▶ Stated task
Output the full listing below exactly as it reads, and skip anything that is a picture.

--- BEGIN Task inputs ---

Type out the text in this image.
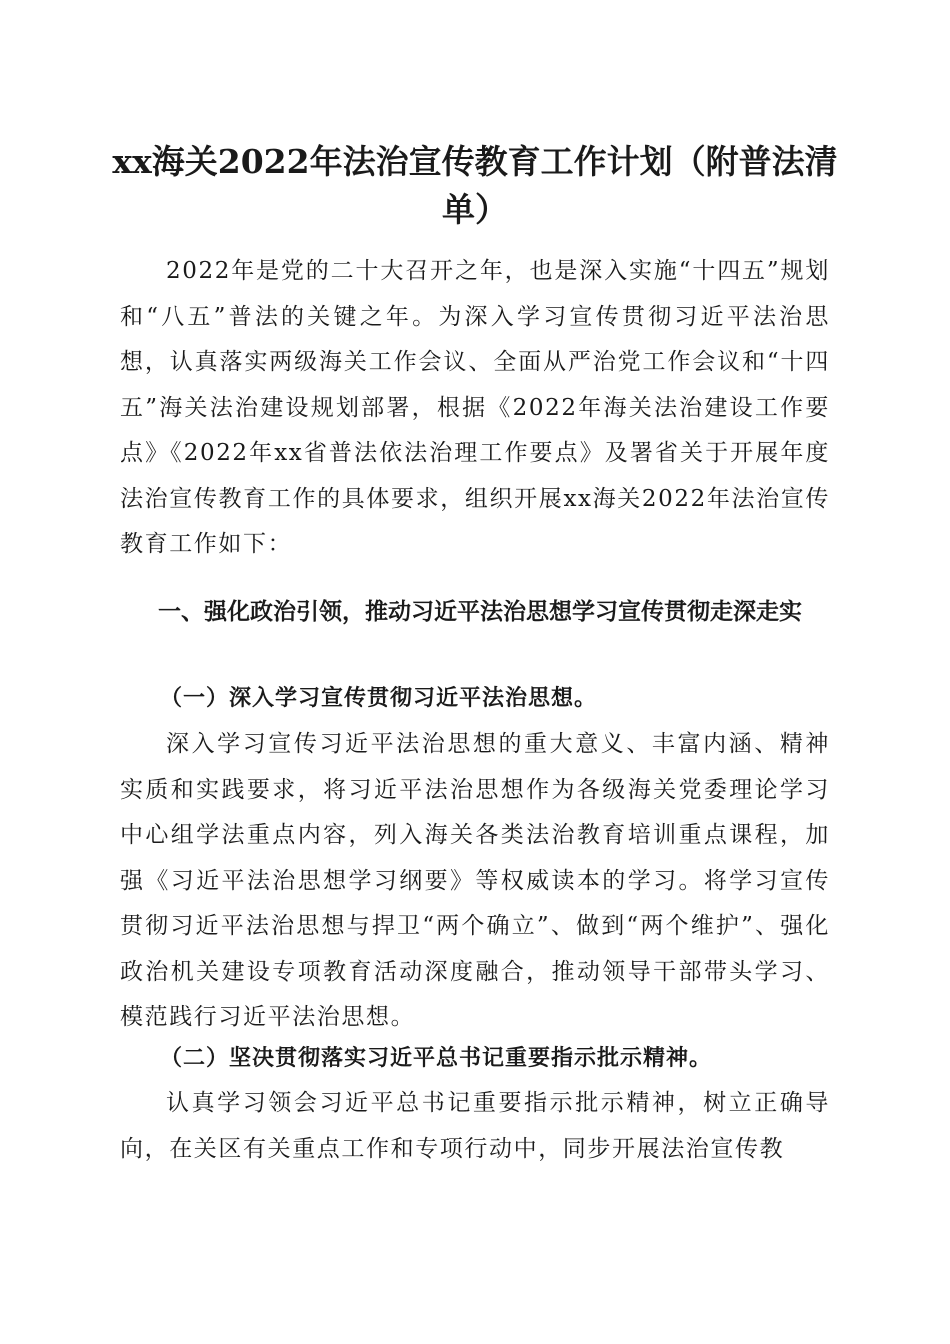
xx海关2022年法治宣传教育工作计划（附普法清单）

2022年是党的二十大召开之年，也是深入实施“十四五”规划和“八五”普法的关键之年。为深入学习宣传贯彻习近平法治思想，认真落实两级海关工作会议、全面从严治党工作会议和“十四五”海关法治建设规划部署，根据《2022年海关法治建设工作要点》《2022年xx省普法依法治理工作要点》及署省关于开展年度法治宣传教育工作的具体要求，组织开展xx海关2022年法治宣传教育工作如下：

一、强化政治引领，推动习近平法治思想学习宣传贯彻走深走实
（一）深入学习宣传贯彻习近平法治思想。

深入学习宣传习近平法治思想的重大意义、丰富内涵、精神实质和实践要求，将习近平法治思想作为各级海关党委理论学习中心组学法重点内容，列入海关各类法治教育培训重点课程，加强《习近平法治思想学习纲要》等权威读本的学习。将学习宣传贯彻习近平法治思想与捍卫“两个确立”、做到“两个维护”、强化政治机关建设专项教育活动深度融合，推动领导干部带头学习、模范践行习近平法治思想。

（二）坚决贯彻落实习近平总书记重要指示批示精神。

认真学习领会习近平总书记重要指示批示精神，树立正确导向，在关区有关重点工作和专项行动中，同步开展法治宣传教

--- END Task inputs ---

▶ Worked solution
Type out the text in this image.
xx海关2022年法治宣传教育工作计划（附普法清单）

2022年是党的二十大召开之年，也是深入实施“十四五”规划和“八五”普法的关键之年。为深入学习宣传贯彻习近平法治思想，认真落实两级海关工作会议、全面从严治党工作会议和“十四五”海关法治建设规划部署，根据《2022年海关法治建设工作要点》《2022年xx省普法依法治理工作要点》及署省关于开展年度法治宣传教育工作的具体要求，组织开展xx海关2022年法治宣传教育工作如下：

一、强化政治引领，推动习近平法治思想学习宣传贯彻走深走实
（一）深入学习宣传贯彻习近平法治思想。

深入学习宣传习近平法治思想的重大意义、丰富内涵、精神实质和实践要求，将习近平法治思想作为各级海关党委理论学习中心组学法重点内容，列入海关各类法治教育培训重点课程，加强《习近平法治思想学习纲要》等权威读本的学习。将学习宣传贯彻习近平法治思想与捍卫“两个确立”、做到“两个维护”、强化政治机关建设专项教育活动深度融合，推动领导干部带头学习、模范践行习近平法治思想。

（二）坚决贯彻落实习近平总书记重要指示批示精神。

认真学习领会习近平总书记重要指示批示精神，树立正确导向，在关区有关重点工作和专项行动中，同步开展法治宣传教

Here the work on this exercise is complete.